(WHAT YOU NEED TO DO): Decide whether each statement below agrees with the blog post about Neil Cliffe's work, answering yes or no and quoting the words from the blog post that settle it. (a) The program's projects are carried out together with international partners. (b) Tropical cyclones are named as the dominant climate driver affecting Queensland agriculture. (c) Droughts are called natural features of Queensland's climate.

(READING PASSAGE):

THE CLIMATE KELPIE BLOG: Meet the expert – Neil Cliffe, Queensland Department of Agriculture and Fisheries
What does your job involve?
Oversight of the Drought and Climate Adaptation Program (DCAP) which is delivering a diverse range of RD&E projects in collaboration with state, national and international partners, to improve the capacity of the Queensland agriculture sector to manage drought and climate variability, and adapt to climate change. A critical component of the job is ensuring that RD&E outcomes from the program are relevant to agriculture decision-making at a property management level by farmers, associated decision makers and their service providers.
What climate drivers do Queensland farmers need to have a good understanding of?
The dominant climate driver impacting on Queensland agriculture is El Niño Southern Oscillation (ENSO), with El Niño and La Niña events having profound effects on the capacity of farmers across the sector to operate productively and profitably. Droughts and other extreme climate events including floods and tropical cyclones are natural features of the climate Queensland experiences, with their frequency often connected to the timing of different ENSO events.

(SOURCE INFORMATION):
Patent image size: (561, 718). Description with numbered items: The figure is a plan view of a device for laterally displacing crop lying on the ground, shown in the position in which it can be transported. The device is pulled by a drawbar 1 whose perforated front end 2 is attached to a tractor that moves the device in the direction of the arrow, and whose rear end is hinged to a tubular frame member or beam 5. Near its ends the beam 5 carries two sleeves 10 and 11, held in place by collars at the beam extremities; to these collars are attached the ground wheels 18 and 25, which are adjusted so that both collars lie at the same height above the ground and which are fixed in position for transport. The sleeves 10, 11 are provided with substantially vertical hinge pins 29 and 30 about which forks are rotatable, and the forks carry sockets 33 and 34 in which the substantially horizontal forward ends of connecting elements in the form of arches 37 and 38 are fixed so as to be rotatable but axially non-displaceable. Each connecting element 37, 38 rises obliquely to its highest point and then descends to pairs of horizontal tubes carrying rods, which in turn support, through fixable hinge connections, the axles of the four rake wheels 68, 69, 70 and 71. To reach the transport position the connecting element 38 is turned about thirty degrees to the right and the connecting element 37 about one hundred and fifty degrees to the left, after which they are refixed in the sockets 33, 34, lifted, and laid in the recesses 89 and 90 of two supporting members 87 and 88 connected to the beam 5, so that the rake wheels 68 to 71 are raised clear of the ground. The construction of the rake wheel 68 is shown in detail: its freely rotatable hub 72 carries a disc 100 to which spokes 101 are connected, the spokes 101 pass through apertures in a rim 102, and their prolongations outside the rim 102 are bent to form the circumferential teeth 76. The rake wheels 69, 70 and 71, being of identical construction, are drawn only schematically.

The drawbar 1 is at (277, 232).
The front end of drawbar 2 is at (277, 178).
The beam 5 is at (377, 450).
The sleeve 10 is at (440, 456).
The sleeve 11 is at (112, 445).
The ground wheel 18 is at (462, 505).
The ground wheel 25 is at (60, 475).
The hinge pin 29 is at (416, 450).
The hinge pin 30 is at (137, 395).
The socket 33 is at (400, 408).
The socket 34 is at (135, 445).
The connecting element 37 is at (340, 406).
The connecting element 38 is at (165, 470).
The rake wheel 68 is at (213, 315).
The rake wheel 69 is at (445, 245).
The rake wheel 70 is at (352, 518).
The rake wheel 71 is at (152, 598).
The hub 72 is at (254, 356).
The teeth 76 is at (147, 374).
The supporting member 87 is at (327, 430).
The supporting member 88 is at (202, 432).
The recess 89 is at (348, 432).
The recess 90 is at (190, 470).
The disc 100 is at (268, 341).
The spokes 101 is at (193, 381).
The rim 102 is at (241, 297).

(RESULT OF THE TASK):
(a) Yes: "in collaboration with state, national and international partners"
(b) No: "The dominant climate driver impacting on Queensland agriculture is El Niño Southern Oscillation (ENSO)"
(c) Yes: "Droughts and other extreme climate events including floods and tropical cyclones are natural features of the climate Queensland experiences"